Saved data entries:
* Start *

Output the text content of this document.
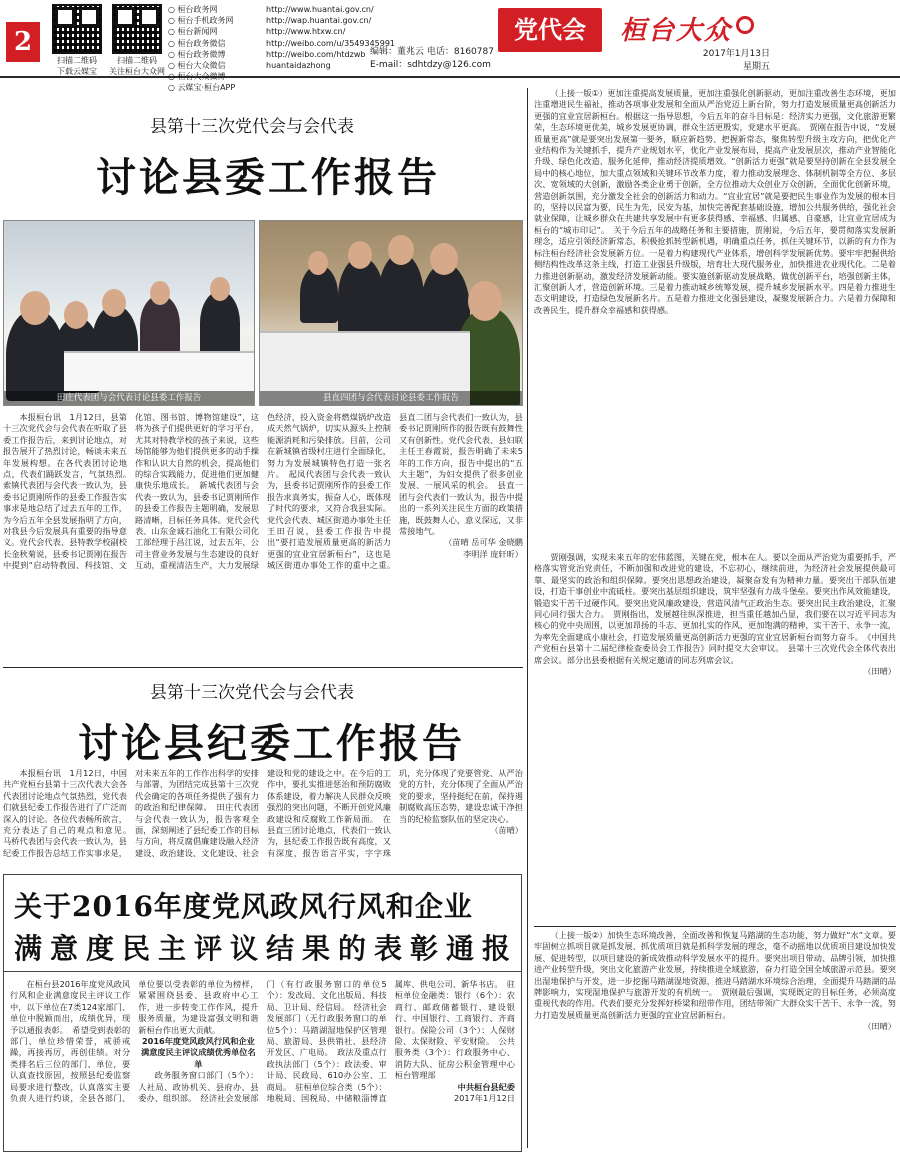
2
扫描二维码
下载云媒宝
扫描二维码
关注桓台大众网
○ 桓台政务网	http://www.huantai.gov.cn/
○ 桓台手机政务网	http://wap.huantai.gov.cn/
○ 桓台新闻网	http://www.htxw.cn/
○ 桓台政务微信	http://weibo.com/u/3549345991
○ 桓台政务微博	http://weibo.com/htdzwb
○ 桓台大众微信	huantaidazhong
○ 桓台大众微博
○ 云媒宝·桓台APP
编辑：董兆云 电话：8160787
E-mail：sdhtdzy@126.com
党代会	桓台大众
2017年1月13日
星期五
县第十三次党代会与会代表
讨论县委工作报告
田庄代表团与会代表讨论县委工作报告	县直四团与会代表讨论县委工作报告

本报桓台讯　1月12日，县第十三次党代会与会代表在听取了县委工作报告后，来到讨论地点，对报告展开了热烈讨论，畅谈未来五年发展构想。在各代表团讨论地点，代表们踊跃发言，气氛热烈。　索镇代表团与会代表一致认为，县委书记贾刚所作的县委工作报告实事求是地总结了过去五年的工作，为今后五年全县发展指明了方向，对我县今后发展具有重要的指导意义。党代会代表、县特教学校副校长金秋菊说，县委书记贾刚在报告中提到“启动特教园、科技馆、文化馆、图书馆、博物馆建设”，这将为孩子们提供更好的学习平台，尤其对特教学校的孩子来说，这些场馆能够为他们提供更多的动手操作和认识大自然的机会，提高他们的综合实践能力，促进他们更加健康快乐地成长。　新城代表团与会代表一致认为，县委书记贾刚所作的县委工作报告主题明确，发展思路清晰，目标任务具体。党代会代表、山东金诚石油化工有限公司化工部经理于昌江说，过去五年，公司主营业务发展与生态建设的良好互动，重视清洁生产，大力发展绿色经济，投入资金将燃煤锅炉改造成天然气锅炉，切实从源头上控制能源消耗和污染排放。目前，公司在新城镇省级村庄进行全面绿化，努力为发展城镇特色打造一张名片。　起凤代表团与会代表一致认为，县委书记贾刚所作的县委工作报告求真务实，振奋人心，既体现了时代的要求，又符合我县实际。党代会代表、城区街道办事处主任王田召说，县委工作报告中提出“要打造发展质量更高的新活力更强的宜业宜居新桓台”，这也是城区街道办事处工作的重中之重。　县直二团与会代表们一致认为，县委书记贾刚所作的报告既有鼓舞性又有创新性。党代会代表、县妇联主任王春霞说，报告明确了未来5年的工作方向，报告中提出的“五大主题”，为妇女提供了很多创业发展、一展风采的机会。　县直一团与会代表们一致认为，报告中提出的一系列关注民生方面的政策措施，既鼓舞人心，意义深远，又非常接地气。

（苗晴 岳可华 金晓鹏
李明洋 庞轩昕）
县第十三次党代会与会代表
讨论县纪委工作报告

本报桓台讯　1月12日，中国共产党桓台县第十三次代表大会各代表团讨论地点气氛热烈，党代表们就县纪委工作报告进行了广泛而深入的讨论。各位代表畅所欲言，充分表达了自己的观点和意见。　马桥代表团与会代表一致认为，县纪委工作报告总结工作实事求是，对未来五年的工作作出科学的安排与部署，为团结完成县第十三次党代会确定的各项任务提供了强有力的政治和纪律保障。　田庄代表团与会代表一致认为，报告客观全面，深刻阐述了县纪委工作的目标与方向，将反腐倡廉建设融入经济建设、政治建设、文化建设、社会建设和党的建设之中。在今后的工作中，要扎实推进惩治和预防腐败体系建设，着力解决人民群众反映强烈的突出问题，不断开创党风廉政建设和反腐败工作新局面。　在县直三团讨论地点，代表们一致认为，县纪委工作报告既有高度，又有深度，报告语言平实，字字珠玑，充分体现了党要管党、从严治党的方针，充分体现了全面从严治党的要求，坚持挺纪在前，保持遏制腐败高压态势，建设忠诚干净担当的纪检监察队伍的坚定决心。

（苗晴）
关于2016年度党风政风行风和企业
满意度民主评议结果的表彰通报

在桓台县2016年度党风政风行风和企业满意度民主评议工作中，以下单位在7类124家部门、单位中脱颖而出，成绩优异，现予以通报表彰。　希望受到表彰的部门、单位珍惜荣誉，戒骄戒躁，再接再厉，再创佳绩。对分类排名后三位的部门、单位，要认真查找原因，按照县纪委监察局要求进行整改，认真落实主要负责人进行约谈，全县各部门、单位要以受表彰的单位为榜样，紧紧围绕县委、县政府中心工作，进一步转变工作作风，提升服务质量，为建设富强文明和谐新桓台作出更大贡献。

2016年度党风政风行风和企业满意度民主评议成绩优秀单位名单

政务服务窗口部门（5个）：人社局、政协机关、县府办、县委办、组织部。　经济社会发展部门（有行政服务窗口的单位5个）：发改局、文化出版局、科技局、卫计局、经信局。　经济社会发展部门（无行政服务窗口的单位5个）：马踏湖湿地保护区管理局、旅游局、县供销社、县经济开发区、广电局。　政法及重点行政执法部门（5个）：政法委、审计局、民政局、610办公室、工商局。　驻桓单位综合类（5个）：地税局、国税局、中储粮淄博直属库、供电公司、新华书店。　驻桓单位金融类：银行（6个）：农商行、邮政储蓄银行、建设银行、中国银行、工商银行、齐商银行。保险公司（3个）：人保财险、太保财险、平安财险。　公共服务类（3个）：行政服务中心、消防大队、征房公积金管理中心桓台管理部

中共桓台县纪委
2017年1月12日

（上接一版①）更加注重提高发展质量，更加注重强化创新驱动，更加注重改善生态环境，更加注重增进民生福祉，推动各项事业发展和全面从严治党迈上新台阶，努力打造发展质量更高创新活力更强的宜业宜居新桓台。根据这一指导思想，今后五年的奋斗目标是：经济实力更强，文化旅游更繁荣，生态环境更优美，城乡发展更协调，群众生活更殷实，党建水平更高。　贾刚在报告中说，“发展质量更高”就是要突出发展第一要务，顺应新趋势、把握新常态，聚焦转型升级主攻方向，把优化产业结构作为关键抓手，提升产业规划水平，优化产业发展布局，提高产业发展层次，推动产业智能化升级、绿色化改造、服务化延伸，推动经济提质增效。“创新活力更强”就是要坚持创新在全县发展全局中的核心地位，加大重点领域和关键环节改革力度，着力推动发展理念、体制机制等全方位、多层次、宽领域的大创新，激励各类企业勇于创新，全方位推动大众创业万众创新，全面优化创新环境，营造创新氛围，充分激发全社会的创新活力和动力。“宜业宜居”就是要把民生事业作为发展的根本目的，坚持以民富为要，民生为先，民安为基，加快完善配套基础设施，增加公共服务供给，强化社会就业保障，让城乡群众在共建共享发展中有更多获得感、幸福感、归属感、自豪感，让宜业宜居成为桓台的“城市印记”。　关于今后五年的战略任务和主要措施，贾刚说，今后五年，要贯彻落实发展新理念，适应引领经济新常态，积极抢抓转型新机遇，明确重点任务，抓住关键环节，以新的有力作为标注桓台经济社会发展新方位。一是着力构建现代产业体系，增创科学发展新优势。要牢牢把握供给侧结构性改革这条主线，打造工业强县升级版，培育壮大现代服务业，加快推进农业现代化。二是着力推进创新驱动，激发经济发展新动能。要实施创新驱动发展战略，做优创新平台，培强创新主体，汇聚创新人才，营造创新环境。三是着力推动城乡统筹发展，提升城乡发展新水平。四是着力推进生态文明建设，打造绿色发展新名片。五是着力推进文化强县建设，凝聚发展新合力。六是着力保障和改善民生，提升群众幸福感和获得感。

贾刚强调，实现未来五年的宏伟蓝图，关键在党，根本在人。要以全面从严治党为重要抓手，严格落实管党治党责任，不断加强和改进党的建设，不忘初心，继续前进，为经济社会发展提供最可靠、最坚实的政治和组织保障。要突出思想政治建设，凝聚奋发有为精神力量。要突出干部队伍建设，打造干事创业中流砥柱。要突出基层组织建设，筑牢坚强有力战斗堡垒。要突出作风效能建设，锻造实干苦干过硬作风。要突出党风廉政建设，营造风清气正政治生态。要突出民主政治建设，汇聚同心同行强大合力。　贾刚指出，发展越往纵深推进，担当重任越加凸显，我们要在以习近平同志为核心的党中央周围，以更加昂扬的斗志、更加扎实的作风、更加饱满的精神，实干苦干、永争一流，为率先全面建成小康社会，打造发展质量更高创新活力更强的宜业宜居新桓台而努力奋斗。　《中国共产党桓台县第十二届纪律检查委员会工作报告》同时提交大会审议。　县第十三次党代会全体代表出席会议。部分出县委根据有关规定邀请的同志列席会议。

（田晴）

（上接一版②）加快生态环境改善，全面改善和恢复马踏湖的生态功能，努力做好“水”文章。要牢固树立抓项目就是抓发展、抓优质项目就是抓科学发展的理念，毫不动摇地以优质项目建设加快发展、促进转型，以项目建设的新成效推动科学发展水平的提升。要突出项目带动、品牌引领，加快推进产业转型升级，突出文化旅游产业发展，持续推进全域旅游，奋力打造全国全域旅游示范县。要突出湿地保护与开发，进一步挖掘马踏湖湿地资源，推进马踏湖水环境综合治理，全面提升马踏湖的品牌影响力，实现湿地保护与旅游开发的有机统一。　贾刚最后强调，实现既定的目标任务，必须高度重视代表的作用。代表们要充分发挥好桥梁和纽带作用，团结带领广大群众实干苦干、永争一流，努力打造发展质量更高创新活力更强的宜业宜居新桓台。

（田晴）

* End *

Exercise> Go through the listing above and return every line where the word "weibo" occurs.

Output of the exercise>
○ 桓台政务微信	http://weibo.com/u/3549345991
○ 桓台政务微博	http://weibo.com/htdzwb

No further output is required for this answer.